*Aim of the task*:
Figure out how many lines of the material below contain the word "range". Answer with the number only.

*Data extract*:
----------------
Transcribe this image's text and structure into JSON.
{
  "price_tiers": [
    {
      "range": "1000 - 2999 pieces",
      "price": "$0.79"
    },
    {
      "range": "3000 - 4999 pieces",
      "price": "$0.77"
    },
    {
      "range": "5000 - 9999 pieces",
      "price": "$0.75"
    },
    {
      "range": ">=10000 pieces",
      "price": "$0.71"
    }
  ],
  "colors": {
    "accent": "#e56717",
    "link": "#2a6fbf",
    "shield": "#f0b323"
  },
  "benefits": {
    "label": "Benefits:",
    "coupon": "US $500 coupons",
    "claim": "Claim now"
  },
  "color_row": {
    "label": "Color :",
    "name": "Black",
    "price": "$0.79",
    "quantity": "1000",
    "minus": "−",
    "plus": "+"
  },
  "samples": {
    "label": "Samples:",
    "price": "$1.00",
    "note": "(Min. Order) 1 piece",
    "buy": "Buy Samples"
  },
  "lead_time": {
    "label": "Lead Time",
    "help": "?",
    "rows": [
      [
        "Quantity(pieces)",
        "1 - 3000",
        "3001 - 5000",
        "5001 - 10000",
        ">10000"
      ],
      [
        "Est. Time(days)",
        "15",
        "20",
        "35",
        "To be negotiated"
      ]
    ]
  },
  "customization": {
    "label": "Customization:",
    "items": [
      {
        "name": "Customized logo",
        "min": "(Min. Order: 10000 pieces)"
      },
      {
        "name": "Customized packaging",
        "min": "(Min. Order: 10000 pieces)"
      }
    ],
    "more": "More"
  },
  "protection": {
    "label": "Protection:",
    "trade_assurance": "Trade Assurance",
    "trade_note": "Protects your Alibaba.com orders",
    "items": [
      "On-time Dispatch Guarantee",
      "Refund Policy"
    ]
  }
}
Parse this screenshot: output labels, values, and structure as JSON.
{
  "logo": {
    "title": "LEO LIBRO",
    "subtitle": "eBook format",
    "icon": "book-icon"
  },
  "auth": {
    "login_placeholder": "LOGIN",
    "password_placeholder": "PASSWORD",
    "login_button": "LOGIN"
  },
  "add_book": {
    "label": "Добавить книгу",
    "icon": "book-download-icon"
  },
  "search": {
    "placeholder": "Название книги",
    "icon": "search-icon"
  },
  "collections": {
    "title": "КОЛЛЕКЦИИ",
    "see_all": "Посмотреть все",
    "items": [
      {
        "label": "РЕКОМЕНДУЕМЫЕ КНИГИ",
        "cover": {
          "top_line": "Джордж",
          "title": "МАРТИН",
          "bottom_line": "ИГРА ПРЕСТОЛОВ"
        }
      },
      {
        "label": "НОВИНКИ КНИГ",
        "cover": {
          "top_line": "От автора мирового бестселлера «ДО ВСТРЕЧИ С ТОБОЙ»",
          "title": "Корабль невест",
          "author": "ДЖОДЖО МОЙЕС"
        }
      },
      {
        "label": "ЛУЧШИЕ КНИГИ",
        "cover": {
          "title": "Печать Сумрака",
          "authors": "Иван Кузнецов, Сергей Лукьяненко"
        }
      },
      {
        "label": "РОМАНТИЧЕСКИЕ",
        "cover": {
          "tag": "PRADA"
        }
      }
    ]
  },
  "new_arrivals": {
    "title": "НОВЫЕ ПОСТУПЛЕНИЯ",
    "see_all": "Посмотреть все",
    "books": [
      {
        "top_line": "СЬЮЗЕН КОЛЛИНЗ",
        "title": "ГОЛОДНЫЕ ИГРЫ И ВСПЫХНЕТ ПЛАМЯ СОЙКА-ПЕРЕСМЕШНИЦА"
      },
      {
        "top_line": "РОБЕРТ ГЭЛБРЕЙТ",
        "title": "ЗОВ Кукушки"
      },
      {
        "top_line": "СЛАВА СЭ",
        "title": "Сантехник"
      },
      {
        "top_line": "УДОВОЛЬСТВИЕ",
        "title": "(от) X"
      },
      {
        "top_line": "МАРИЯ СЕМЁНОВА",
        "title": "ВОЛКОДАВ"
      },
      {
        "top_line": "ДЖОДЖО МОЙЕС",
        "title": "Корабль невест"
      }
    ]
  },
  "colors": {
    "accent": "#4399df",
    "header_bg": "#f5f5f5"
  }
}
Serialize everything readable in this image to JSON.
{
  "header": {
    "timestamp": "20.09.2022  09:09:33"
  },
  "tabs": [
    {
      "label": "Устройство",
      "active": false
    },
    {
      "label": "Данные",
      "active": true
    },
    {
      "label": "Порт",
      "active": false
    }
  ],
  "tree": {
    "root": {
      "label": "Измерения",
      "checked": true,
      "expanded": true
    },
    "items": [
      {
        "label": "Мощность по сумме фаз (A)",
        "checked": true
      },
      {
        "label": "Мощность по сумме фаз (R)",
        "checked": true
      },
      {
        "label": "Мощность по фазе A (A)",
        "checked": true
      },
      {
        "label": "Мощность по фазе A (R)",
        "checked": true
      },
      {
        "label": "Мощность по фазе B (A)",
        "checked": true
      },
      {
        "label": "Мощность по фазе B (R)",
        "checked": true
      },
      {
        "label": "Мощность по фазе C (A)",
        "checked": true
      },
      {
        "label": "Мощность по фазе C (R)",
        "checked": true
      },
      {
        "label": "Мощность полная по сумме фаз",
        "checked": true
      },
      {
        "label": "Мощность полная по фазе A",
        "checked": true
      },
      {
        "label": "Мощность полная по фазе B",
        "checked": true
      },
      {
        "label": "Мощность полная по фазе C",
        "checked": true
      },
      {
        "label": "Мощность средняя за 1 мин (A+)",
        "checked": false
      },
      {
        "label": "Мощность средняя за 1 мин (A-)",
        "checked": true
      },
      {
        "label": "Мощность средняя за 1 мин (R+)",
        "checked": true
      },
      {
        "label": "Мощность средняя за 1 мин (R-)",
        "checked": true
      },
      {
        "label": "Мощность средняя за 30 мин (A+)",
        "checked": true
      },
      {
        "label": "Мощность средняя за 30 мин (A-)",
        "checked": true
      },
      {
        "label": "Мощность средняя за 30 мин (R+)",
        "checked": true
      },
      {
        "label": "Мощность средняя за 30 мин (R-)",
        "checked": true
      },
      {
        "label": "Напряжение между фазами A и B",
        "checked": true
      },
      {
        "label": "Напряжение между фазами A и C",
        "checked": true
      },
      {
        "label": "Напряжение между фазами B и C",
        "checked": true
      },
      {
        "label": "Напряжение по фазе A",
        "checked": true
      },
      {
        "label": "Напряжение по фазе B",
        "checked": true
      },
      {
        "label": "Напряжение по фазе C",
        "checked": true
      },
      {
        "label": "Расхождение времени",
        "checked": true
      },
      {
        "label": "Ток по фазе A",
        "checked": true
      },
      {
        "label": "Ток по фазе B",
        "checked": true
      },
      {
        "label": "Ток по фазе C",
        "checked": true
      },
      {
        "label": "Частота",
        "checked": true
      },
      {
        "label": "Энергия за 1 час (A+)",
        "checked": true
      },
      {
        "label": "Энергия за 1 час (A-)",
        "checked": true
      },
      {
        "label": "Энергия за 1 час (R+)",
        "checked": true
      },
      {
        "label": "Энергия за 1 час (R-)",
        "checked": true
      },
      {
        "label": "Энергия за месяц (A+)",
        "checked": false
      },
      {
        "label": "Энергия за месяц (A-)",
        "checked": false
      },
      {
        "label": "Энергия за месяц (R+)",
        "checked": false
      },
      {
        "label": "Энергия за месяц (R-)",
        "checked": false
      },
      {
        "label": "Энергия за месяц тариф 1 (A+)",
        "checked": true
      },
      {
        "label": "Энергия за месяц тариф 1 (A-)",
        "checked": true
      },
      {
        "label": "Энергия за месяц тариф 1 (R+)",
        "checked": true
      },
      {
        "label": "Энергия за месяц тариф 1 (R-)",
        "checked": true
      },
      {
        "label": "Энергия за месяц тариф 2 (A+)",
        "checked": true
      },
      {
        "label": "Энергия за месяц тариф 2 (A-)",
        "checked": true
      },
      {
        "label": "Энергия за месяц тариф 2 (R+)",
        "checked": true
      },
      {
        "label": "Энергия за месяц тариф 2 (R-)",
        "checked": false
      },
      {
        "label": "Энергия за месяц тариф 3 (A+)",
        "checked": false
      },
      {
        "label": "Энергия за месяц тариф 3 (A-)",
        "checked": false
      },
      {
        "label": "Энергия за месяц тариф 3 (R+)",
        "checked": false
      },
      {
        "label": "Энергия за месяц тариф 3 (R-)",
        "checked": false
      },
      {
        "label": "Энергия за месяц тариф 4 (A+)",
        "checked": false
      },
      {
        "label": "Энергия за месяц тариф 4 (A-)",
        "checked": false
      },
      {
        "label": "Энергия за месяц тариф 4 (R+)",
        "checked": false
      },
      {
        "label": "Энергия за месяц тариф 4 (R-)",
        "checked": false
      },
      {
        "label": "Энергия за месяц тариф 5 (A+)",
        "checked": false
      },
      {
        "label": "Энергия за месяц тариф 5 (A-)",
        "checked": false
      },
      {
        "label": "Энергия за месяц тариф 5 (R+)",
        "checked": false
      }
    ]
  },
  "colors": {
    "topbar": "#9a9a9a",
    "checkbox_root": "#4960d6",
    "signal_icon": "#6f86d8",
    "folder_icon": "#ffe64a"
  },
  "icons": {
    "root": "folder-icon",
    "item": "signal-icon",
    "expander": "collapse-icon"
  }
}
----------------
*Reply to the exercise*:
4